■ Exercise:
Here are some entries; quote each one exactly.

A block of data
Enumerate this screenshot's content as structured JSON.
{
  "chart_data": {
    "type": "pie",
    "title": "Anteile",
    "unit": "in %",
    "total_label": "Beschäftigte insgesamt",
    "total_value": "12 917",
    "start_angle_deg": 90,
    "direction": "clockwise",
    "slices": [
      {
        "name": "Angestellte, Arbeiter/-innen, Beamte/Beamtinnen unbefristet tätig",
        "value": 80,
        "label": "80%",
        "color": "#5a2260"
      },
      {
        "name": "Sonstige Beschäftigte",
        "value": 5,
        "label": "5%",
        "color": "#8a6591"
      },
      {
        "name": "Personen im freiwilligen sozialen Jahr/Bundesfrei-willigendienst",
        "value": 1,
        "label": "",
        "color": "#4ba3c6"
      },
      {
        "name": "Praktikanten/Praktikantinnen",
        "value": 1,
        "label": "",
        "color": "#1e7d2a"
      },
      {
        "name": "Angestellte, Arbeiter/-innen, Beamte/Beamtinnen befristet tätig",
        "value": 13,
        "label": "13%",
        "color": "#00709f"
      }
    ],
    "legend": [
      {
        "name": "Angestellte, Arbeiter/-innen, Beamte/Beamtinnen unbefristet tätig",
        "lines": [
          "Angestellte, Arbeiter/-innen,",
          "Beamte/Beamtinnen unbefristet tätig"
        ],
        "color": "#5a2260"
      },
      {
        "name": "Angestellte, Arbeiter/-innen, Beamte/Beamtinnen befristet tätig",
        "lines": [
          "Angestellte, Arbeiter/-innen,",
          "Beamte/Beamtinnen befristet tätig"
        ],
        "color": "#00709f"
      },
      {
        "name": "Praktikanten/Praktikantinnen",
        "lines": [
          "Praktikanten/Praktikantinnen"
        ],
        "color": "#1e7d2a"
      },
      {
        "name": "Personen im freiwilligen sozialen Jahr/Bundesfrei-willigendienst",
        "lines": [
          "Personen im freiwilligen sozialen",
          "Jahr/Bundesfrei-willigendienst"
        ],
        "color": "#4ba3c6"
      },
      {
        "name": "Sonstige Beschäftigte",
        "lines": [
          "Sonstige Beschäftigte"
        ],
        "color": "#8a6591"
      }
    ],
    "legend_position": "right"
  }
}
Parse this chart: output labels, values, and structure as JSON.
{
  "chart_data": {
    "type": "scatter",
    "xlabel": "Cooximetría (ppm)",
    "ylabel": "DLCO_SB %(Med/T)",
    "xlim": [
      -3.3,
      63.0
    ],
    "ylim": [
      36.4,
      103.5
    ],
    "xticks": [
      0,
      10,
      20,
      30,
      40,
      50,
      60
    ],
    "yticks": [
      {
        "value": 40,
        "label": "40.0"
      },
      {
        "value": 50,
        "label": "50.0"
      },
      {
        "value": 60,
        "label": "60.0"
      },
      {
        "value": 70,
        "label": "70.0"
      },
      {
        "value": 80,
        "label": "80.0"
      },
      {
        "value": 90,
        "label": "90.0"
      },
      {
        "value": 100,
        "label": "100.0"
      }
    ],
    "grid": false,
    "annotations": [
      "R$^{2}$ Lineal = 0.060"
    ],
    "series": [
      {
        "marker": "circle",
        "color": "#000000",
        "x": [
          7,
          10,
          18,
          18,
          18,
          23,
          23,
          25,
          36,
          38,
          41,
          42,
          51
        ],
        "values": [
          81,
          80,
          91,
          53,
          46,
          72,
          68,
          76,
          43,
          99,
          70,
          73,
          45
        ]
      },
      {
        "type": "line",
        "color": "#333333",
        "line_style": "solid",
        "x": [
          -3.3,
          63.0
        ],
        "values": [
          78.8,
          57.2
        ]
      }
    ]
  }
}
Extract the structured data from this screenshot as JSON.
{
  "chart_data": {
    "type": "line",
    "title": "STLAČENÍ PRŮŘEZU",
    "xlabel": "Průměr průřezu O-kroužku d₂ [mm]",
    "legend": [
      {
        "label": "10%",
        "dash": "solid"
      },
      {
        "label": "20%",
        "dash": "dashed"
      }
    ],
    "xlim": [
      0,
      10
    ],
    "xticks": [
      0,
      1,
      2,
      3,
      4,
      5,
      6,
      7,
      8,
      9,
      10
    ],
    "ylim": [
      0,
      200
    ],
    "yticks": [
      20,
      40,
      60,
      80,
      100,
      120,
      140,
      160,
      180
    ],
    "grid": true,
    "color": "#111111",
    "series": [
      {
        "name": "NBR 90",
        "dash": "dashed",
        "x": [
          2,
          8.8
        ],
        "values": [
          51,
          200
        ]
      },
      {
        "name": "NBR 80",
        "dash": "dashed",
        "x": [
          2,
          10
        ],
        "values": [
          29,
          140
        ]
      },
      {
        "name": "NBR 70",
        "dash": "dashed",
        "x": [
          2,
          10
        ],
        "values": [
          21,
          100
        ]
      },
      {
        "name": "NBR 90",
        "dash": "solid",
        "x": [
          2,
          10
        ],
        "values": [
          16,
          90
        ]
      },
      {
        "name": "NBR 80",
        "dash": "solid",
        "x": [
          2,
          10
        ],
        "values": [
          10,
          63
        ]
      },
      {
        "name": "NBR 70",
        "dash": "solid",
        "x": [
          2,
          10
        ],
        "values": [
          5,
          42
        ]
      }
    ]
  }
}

■ The reply:
Enumerate this screenshot's content as structured JSON.
{
  "chart_data": {
    "type": "pie",
    "title": "Anteile",
    "unit": "in %",
    "total_label": "Beschäftigte insgesamt",
    "total_value": "12 917",
    "start_angle_deg": 90,
    "direction": "clockwise",
    "slices": [
      {
        "name": "Angestellte, Arbeiter/-innen, Beamte/Beamtinnen unbefristet tätig",
        "value": 80,
        "label": "80%",
        "color": "#5a2260"
      },
      {
        "name": "Sonstige Beschäftigte",
        "value": 5,
        "label": "5%",
        "color": "#8a6591"
      },
      {
        "name": "Personen im freiwilligen sozialen Jahr/Bundesfrei-willigendienst",
        "value": 1,
        "label": "",
        "color": "#4ba3c6"
      },
      {
        "name": "Praktikanten/Praktikantinnen",
        "value": 1,
        "label": "",
        "color": "#1e7d2a"
      },
      {
        "name": "Angestellte, Arbeiter/-innen, Beamte/Beamtinnen befristet tätig",
        "value": 13,
        "label": "13%",
        "color": "#00709f"
      }
    ],
    "legend": [
      {
        "name": "Angestellte, Arbeiter/-innen, Beamte/Beamtinnen unbefristet tätig",
        "lines": [
          "Angestellte, Arbeiter/-innen,",
          "Beamte/Beamtinnen unbefristet tätig"
        ],
        "color": "#5a2260"
      },
      {
        "name": "Angestellte, Arbeiter/-innen, Beamte/Beamtinnen befristet tätig",
        "lines": [
          "Angestellte, Arbeiter/-innen,",
          "Beamte/Beamtinnen befristet tätig"
        ],
        "color": "#00709f"
      },
      {
        "name": "Praktikanten/Praktikantinnen",
        "lines": [
          "Praktikanten/Praktikantinnen"
        ],
        "color": "#1e7d2a"
      },
      {
        "name": "Personen im freiwilligen sozialen Jahr/Bundesfrei-willigendienst",
        "lines": [
          "Personen im freiwilligen sozialen",
          "Jahr/Bundesfrei-willigendienst"
        ],
        "color": "#4ba3c6"
      },
      {
        "name": "Sonstige Beschäftigte",
        "lines": [
          "Sonstige Beschäftigte"
        ],
        "color": "#8a6591"
      }
    ],
    "legend_position": "right"
  }
}
Parse this chart: output labels, values, and structure as JSON.
{
  "chart_data": {
    "type": "scatter",
    "xlabel": "Cooximetría (ppm)",
    "ylabel": "DLCO_SB %(Med/T)",
    "xlim": [
      -3.3,
      63.0
    ],
    "ylim": [
      36.4,
      103.5
    ],
    "xticks": [
      0,
      10,
      20,
      30,
      40,
      50,
      60
    ],
    "yticks": [
      {
        "value": 40,
        "label": "40.0"
      },
      {
        "value": 50,
        "label": "50.0"
      },
      {
        "value": 60,
        "label": "60.0"
      },
      {
        "value": 70,
        "label": "70.0"
      },
      {
        "value": 80,
        "label": "80.0"
      },
      {
        "value": 90,
        "label": "90.0"
      },
      {
        "value": 100,
        "label": "100.0"
      }
    ],
    "grid": false,
    "annotations": [
      "R$^{2}$ Lineal = 0.060"
    ],
    "series": [
      {
        "marker": "circle",
        "color": "#000000",
        "x": [
          7,
          10,
          18,
          18,
          18,
          23,
          23,
          25,
          36,
          38,
          41,
          42,
          51
        ],
        "values": [
          81,
          80,
          91,
          53,
          46,
          72,
          68,
          76,
          43,
          99,
          70,
          73,
          45
        ]
      },
      {
        "type": "line",
        "color": "#333333",
        "line_style": "solid",
        "x": [
          -3.3,
          63.0
        ],
        "values": [
          78.8,
          57.2
        ]
      }
    ]
  }
}
Extract the structured data from this screenshot as JSON.
{
  "chart_data": {
    "type": "line",
    "title": "STLAČENÍ PRŮŘEZU",
    "xlabel": "Průměr průřezu O-kroužku d₂ [mm]",
    "legend": [
      {
        "label": "10%",
        "dash": "solid"
      },
      {
        "label": "20%",
        "dash": "dashed"
      }
    ],
    "xlim": [
      0,
      10
    ],
    "xticks": [
      0,
      1,
      2,
      3,
      4,
      5,
      6,
      7,
      8,
      9,
      10
    ],
    "ylim": [
      0,
      200
    ],
    "yticks": [
      20,
      40,
      60,
      80,
      100,
      120,
      140,
      160,
      180
    ],
    "grid": true,
    "color": "#111111",
    "series": [
      {
        "name": "NBR 90",
        "dash": "dashed",
        "x": [
          2,
          8.8
        ],
        "values": [
          51,
          200
        ]
      },
      {
        "name": "NBR 80",
        "dash": "dashed",
        "x": [
          2,
          10
        ],
        "values": [
          29,
          140
        ]
      },
      {
        "name": "NBR 70",
        "dash": "dashed",
        "x": [
          2,
          10
        ],
        "values": [
          21,
          100
        ]
      },
      {
        "name": "NBR 90",
        "dash": "solid",
        "x": [
          2,
          10
        ],
        "values": [
          16,
          90
        ]
      },
      {
        "name": "NBR 80",
        "dash": "solid",
        "x": [
          2,
          10
        ],
        "values": [
          10,
          63
        ]
      },
      {
        "name": "NBR 70",
        "dash": "solid",
        "x": [
          2,
          10
        ],
        "values": [
          5,
          42
        ]
      }
    ]
  }
}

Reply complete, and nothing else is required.